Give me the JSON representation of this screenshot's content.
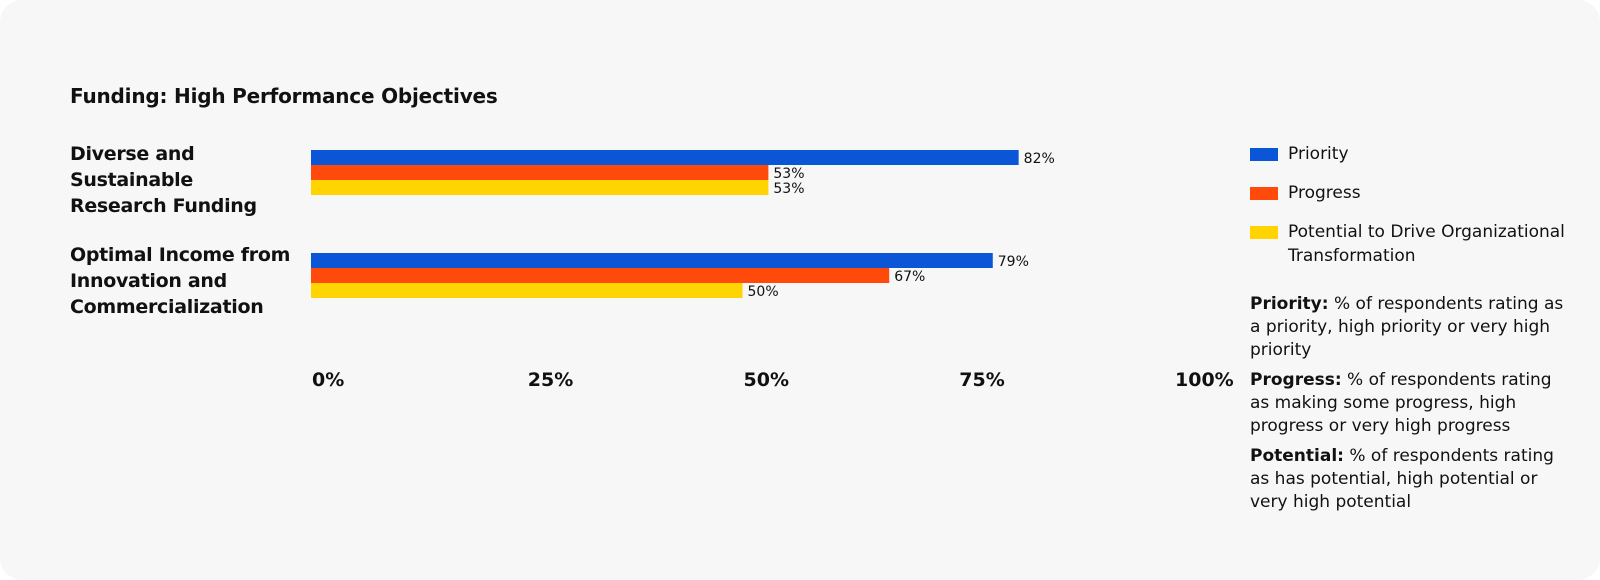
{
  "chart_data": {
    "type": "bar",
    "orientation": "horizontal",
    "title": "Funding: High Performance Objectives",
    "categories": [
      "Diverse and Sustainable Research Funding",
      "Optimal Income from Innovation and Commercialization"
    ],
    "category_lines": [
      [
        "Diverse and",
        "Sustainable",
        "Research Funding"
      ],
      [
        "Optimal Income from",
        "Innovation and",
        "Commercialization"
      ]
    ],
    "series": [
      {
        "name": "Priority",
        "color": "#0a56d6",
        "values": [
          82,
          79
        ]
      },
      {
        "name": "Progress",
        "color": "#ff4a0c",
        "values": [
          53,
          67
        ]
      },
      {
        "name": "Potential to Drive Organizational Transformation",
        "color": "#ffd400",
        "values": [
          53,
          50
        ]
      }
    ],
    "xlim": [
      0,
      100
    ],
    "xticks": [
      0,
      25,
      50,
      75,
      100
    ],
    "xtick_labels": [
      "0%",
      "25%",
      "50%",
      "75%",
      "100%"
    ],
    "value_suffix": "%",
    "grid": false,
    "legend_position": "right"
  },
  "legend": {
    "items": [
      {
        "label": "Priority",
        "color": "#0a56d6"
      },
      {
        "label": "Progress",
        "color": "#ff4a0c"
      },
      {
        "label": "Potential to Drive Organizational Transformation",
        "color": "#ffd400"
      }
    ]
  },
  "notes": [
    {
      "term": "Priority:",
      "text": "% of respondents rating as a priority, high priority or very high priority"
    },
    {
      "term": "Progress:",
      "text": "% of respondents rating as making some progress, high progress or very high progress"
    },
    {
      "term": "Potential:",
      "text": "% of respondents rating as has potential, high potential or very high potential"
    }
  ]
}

#####

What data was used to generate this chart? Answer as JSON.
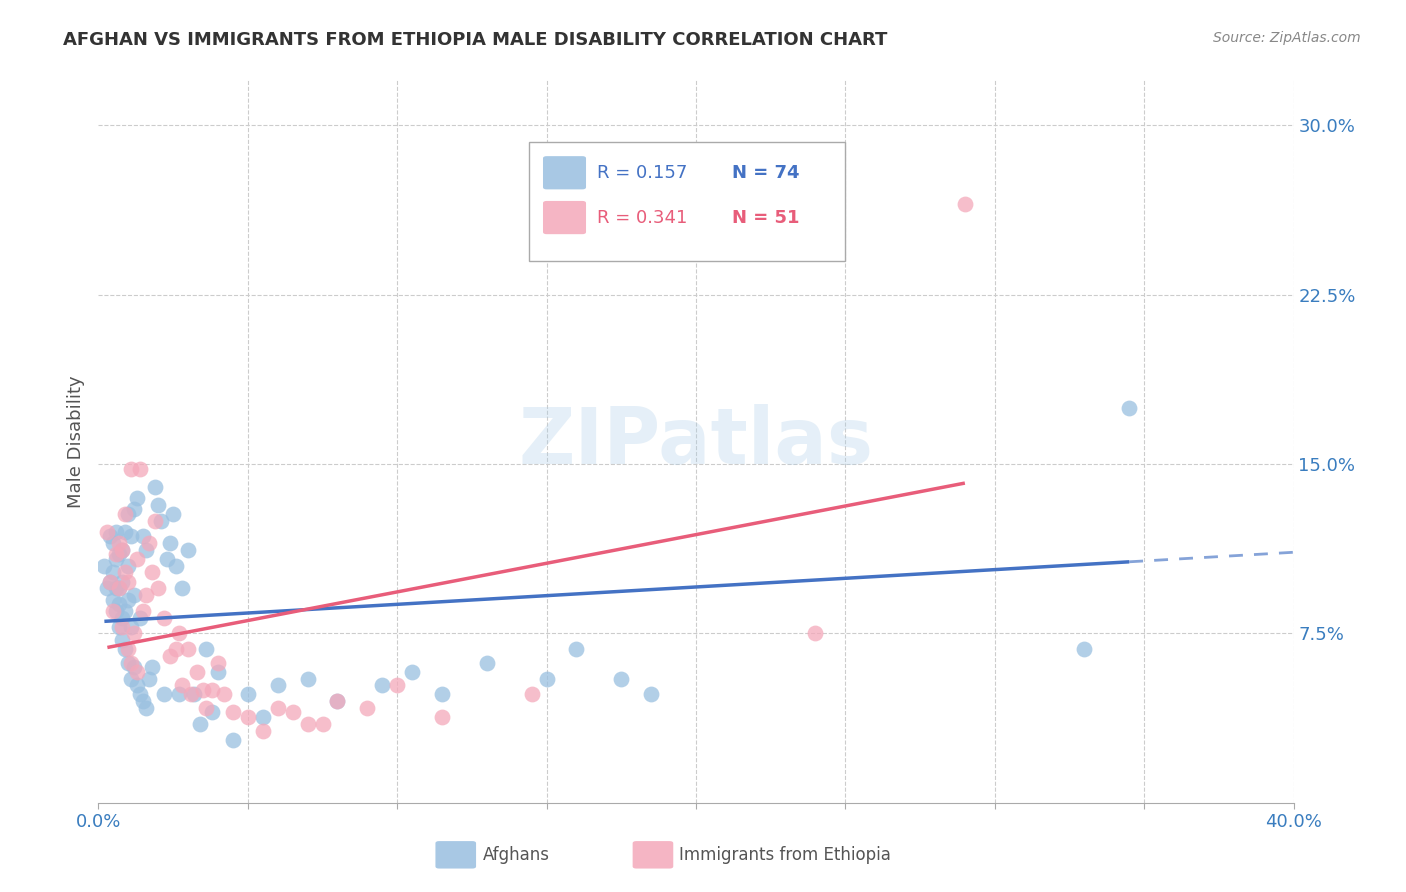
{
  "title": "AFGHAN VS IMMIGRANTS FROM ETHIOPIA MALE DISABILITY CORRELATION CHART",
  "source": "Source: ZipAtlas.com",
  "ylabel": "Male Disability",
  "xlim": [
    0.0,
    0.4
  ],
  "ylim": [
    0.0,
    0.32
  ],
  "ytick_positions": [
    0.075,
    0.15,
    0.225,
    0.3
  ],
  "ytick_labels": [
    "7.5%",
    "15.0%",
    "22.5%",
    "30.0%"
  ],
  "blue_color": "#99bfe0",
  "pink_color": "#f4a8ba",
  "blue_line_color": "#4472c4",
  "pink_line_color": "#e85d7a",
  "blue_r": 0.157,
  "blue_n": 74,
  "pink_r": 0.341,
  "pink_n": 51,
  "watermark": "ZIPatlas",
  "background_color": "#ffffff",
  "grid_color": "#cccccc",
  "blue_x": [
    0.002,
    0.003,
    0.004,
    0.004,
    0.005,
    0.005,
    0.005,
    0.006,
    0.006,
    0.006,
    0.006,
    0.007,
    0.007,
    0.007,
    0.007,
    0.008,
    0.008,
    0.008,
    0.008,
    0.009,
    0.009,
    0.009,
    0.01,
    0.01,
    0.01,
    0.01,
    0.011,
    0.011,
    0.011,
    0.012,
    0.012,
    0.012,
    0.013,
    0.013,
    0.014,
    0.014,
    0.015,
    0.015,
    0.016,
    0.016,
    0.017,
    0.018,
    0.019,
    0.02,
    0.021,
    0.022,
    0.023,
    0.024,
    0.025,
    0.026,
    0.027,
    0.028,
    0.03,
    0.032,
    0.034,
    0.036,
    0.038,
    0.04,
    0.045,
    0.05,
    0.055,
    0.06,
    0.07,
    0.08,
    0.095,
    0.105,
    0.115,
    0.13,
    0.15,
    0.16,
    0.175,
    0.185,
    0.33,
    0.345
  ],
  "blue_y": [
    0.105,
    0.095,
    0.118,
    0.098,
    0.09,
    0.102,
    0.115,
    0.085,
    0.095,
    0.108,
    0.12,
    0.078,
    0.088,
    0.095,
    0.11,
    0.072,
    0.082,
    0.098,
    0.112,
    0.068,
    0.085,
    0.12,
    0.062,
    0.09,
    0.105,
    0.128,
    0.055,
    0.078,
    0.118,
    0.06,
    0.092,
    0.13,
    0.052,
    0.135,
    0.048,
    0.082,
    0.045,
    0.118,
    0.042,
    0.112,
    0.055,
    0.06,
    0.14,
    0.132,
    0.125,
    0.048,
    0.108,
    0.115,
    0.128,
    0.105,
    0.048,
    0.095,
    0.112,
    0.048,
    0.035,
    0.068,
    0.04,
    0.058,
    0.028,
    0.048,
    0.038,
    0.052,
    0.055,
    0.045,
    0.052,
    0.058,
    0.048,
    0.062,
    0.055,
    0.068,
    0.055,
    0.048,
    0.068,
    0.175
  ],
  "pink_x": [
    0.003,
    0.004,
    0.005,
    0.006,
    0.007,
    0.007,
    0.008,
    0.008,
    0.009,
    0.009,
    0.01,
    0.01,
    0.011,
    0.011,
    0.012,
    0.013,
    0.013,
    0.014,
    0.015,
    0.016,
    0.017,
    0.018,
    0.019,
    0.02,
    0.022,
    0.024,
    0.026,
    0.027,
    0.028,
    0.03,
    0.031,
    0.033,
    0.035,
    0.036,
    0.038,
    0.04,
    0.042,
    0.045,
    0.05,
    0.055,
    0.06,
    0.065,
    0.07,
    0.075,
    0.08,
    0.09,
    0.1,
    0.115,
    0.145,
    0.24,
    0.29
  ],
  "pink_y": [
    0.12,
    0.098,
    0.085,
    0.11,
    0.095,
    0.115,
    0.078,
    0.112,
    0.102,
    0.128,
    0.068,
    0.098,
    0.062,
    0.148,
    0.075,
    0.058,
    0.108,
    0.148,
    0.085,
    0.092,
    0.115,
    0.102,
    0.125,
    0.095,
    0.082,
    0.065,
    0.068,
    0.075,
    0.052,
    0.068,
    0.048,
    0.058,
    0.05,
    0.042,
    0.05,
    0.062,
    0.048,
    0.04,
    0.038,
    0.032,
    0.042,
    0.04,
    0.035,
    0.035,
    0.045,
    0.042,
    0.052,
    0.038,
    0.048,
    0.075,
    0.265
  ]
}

#####

Requirement => Each line that has the word "name" should be copied.

Exercise output =>
        "name": "Priority",
        "name": "Progress",
        "name": "Potential to Drive Organizational Transformation",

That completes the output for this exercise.